━━━ SUPPLIED ENTRIES ━━━
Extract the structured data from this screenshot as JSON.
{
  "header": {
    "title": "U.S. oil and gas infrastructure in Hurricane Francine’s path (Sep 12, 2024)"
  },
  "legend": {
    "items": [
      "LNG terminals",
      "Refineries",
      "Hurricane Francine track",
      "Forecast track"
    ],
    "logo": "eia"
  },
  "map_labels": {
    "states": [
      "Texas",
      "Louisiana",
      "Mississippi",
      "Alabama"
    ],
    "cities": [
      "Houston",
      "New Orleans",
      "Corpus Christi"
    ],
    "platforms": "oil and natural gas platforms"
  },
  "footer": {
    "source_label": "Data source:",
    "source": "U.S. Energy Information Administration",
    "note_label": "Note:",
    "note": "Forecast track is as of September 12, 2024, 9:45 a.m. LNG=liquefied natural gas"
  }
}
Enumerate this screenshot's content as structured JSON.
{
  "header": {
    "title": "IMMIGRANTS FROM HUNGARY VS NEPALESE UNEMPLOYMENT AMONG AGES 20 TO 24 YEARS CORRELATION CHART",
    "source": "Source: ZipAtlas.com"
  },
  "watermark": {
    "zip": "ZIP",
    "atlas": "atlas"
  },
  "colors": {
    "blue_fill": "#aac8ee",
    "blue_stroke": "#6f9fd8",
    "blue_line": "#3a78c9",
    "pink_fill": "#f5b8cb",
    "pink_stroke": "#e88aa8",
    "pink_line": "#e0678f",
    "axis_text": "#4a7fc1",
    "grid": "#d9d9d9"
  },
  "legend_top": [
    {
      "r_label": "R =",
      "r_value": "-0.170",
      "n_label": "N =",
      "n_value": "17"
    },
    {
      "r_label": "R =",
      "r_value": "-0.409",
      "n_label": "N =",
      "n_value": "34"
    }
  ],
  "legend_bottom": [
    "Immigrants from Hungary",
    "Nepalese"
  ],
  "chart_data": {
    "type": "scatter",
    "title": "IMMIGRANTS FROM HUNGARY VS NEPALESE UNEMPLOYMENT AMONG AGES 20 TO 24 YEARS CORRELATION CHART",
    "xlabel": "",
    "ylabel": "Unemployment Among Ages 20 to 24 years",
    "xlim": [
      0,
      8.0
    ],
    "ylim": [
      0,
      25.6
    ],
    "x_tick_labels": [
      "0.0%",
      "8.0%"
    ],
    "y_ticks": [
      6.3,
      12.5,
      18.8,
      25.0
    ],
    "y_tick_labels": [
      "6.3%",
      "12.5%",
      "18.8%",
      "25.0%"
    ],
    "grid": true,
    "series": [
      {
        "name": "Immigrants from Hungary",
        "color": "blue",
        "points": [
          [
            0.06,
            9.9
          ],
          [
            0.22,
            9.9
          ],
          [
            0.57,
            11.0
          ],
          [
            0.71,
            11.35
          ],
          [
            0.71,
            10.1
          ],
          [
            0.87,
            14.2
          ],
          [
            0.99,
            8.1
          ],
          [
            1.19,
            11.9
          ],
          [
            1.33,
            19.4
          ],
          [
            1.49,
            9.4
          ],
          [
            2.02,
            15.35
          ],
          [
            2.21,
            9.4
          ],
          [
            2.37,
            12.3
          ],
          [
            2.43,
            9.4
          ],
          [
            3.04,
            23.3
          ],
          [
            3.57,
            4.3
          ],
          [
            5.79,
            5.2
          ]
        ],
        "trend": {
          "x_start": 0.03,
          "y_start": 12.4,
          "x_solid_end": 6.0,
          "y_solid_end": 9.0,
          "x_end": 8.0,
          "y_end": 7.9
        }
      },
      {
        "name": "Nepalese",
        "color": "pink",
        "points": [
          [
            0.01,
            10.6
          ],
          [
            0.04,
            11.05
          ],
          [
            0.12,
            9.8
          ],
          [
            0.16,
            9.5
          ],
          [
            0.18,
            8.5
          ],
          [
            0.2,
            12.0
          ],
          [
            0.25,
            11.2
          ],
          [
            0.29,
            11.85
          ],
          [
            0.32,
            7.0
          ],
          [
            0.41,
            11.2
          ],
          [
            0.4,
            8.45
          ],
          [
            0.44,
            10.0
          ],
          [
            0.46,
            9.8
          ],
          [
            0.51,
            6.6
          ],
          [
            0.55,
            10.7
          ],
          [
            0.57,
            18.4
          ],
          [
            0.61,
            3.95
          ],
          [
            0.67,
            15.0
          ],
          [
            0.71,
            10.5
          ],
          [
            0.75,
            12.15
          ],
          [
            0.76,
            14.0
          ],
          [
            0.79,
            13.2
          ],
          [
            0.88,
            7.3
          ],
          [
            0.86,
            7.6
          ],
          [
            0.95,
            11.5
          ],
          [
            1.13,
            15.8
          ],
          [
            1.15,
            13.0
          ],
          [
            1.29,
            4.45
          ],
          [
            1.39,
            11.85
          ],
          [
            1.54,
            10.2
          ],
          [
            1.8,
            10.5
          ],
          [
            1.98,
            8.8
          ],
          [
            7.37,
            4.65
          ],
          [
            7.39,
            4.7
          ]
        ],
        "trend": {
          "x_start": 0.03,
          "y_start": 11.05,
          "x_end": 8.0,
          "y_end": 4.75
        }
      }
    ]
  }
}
━━━
Write out all the records above again, exactly as they stand.

Extract the structured data from this screenshot as JSON.
{
  "header": {
    "title": "U.S. oil and gas infrastructure in Hurricane Francine’s path (Sep 12, 2024)"
  },
  "legend": {
    "items": [
      "LNG terminals",
      "Refineries",
      "Hurricane Francine track",
      "Forecast track"
    ],
    "logo": "eia"
  },
  "map_labels": {
    "states": [
      "Texas",
      "Louisiana",
      "Mississippi",
      "Alabama"
    ],
    "cities": [
      "Houston",
      "New Orleans",
      "Corpus Christi"
    ],
    "platforms": "oil and natural gas platforms"
  },
  "footer": {
    "source_label": "Data source:",
    "source": "U.S. Energy Information Administration",
    "note_label": "Note:",
    "note": "Forecast track is as of September 12, 2024, 9:45 a.m. LNG=liquefied natural gas"
  }
}
Enumerate this screenshot's content as structured JSON.
{
  "header": {
    "title": "IMMIGRANTS FROM HUNGARY VS NEPALESE UNEMPLOYMENT AMONG AGES 20 TO 24 YEARS CORRELATION CHART",
    "source": "Source: ZipAtlas.com"
  },
  "watermark": {
    "zip": "ZIP",
    "atlas": "atlas"
  },
  "colors": {
    "blue_fill": "#aac8ee",
    "blue_stroke": "#6f9fd8",
    "blue_line": "#3a78c9",
    "pink_fill": "#f5b8cb",
    "pink_stroke": "#e88aa8",
    "pink_line": "#e0678f",
    "axis_text": "#4a7fc1",
    "grid": "#d9d9d9"
  },
  "legend_top": [
    {
      "r_label": "R =",
      "r_value": "-0.170",
      "n_label": "N =",
      "n_value": "17"
    },
    {
      "r_label": "R =",
      "r_value": "-0.409",
      "n_label": "N =",
      "n_value": "34"
    }
  ],
  "legend_bottom": [
    "Immigrants from Hungary",
    "Nepalese"
  ],
  "chart_data": {
    "type": "scatter",
    "title": "IMMIGRANTS FROM HUNGARY VS NEPALESE UNEMPLOYMENT AMONG AGES 20 TO 24 YEARS CORRELATION CHART",
    "xlabel": "",
    "ylabel": "Unemployment Among Ages 20 to 24 years",
    "xlim": [
      0,
      8.0
    ],
    "ylim": [
      0,
      25.6
    ],
    "x_tick_labels": [
      "0.0%",
      "8.0%"
    ],
    "y_ticks": [
      6.3,
      12.5,
      18.8,
      25.0
    ],
    "y_tick_labels": [
      "6.3%",
      "12.5%",
      "18.8%",
      "25.0%"
    ],
    "grid": true,
    "series": [
      {
        "name": "Immigrants from Hungary",
        "color": "blue",
        "points": [
          [
            0.06,
            9.9
          ],
          [
            0.22,
            9.9
          ],
          [
            0.57,
            11.0
          ],
          [
            0.71,
            11.35
          ],
          [
            0.71,
            10.1
          ],
          [
            0.87,
            14.2
          ],
          [
            0.99,
            8.1
          ],
          [
            1.19,
            11.9
          ],
          [
            1.33,
            19.4
          ],
          [
            1.49,
            9.4
          ],
          [
            2.02,
            15.35
          ],
          [
            2.21,
            9.4
          ],
          [
            2.37,
            12.3
          ],
          [
            2.43,
            9.4
          ],
          [
            3.04,
            23.3
          ],
          [
            3.57,
            4.3
          ],
          [
            5.79,
            5.2
          ]
        ],
        "trend": {
          "x_start": 0.03,
          "y_start": 12.4,
          "x_solid_end": 6.0,
          "y_solid_end": 9.0,
          "x_end": 8.0,
          "y_end": 7.9
        }
      },
      {
        "name": "Nepalese",
        "color": "pink",
        "points": [
          [
            0.01,
            10.6
          ],
          [
            0.04,
            11.05
          ],
          [
            0.12,
            9.8
          ],
          [
            0.16,
            9.5
          ],
          [
            0.18,
            8.5
          ],
          [
            0.2,
            12.0
          ],
          [
            0.25,
            11.2
          ],
          [
            0.29,
            11.85
          ],
          [
            0.32,
            7.0
          ],
          [
            0.41,
            11.2
          ],
          [
            0.4,
            8.45
          ],
          [
            0.44,
            10.0
          ],
          [
            0.46,
            9.8
          ],
          [
            0.51,
            6.6
          ],
          [
            0.55,
            10.7
          ],
          [
            0.57,
            18.4
          ],
          [
            0.61,
            3.95
          ],
          [
            0.67,
            15.0
          ],
          [
            0.71,
            10.5
          ],
          [
            0.75,
            12.15
          ],
          [
            0.76,
            14.0
          ],
          [
            0.79,
            13.2
          ],
          [
            0.88,
            7.3
          ],
          [
            0.86,
            7.6
          ],
          [
            0.95,
            11.5
          ],
          [
            1.13,
            15.8
          ],
          [
            1.15,
            13.0
          ],
          [
            1.29,
            4.45
          ],
          [
            1.39,
            11.85
          ],
          [
            1.54,
            10.2
          ],
          [
            1.8,
            10.5
          ],
          [
            1.98,
            8.8
          ],
          [
            7.37,
            4.65
          ],
          [
            7.39,
            4.7
          ]
        ],
        "trend": {
          "x_start": 0.03,
          "y_start": 11.05,
          "x_end": 8.0,
          "y_end": 4.75
        }
      }
    ]
  }
}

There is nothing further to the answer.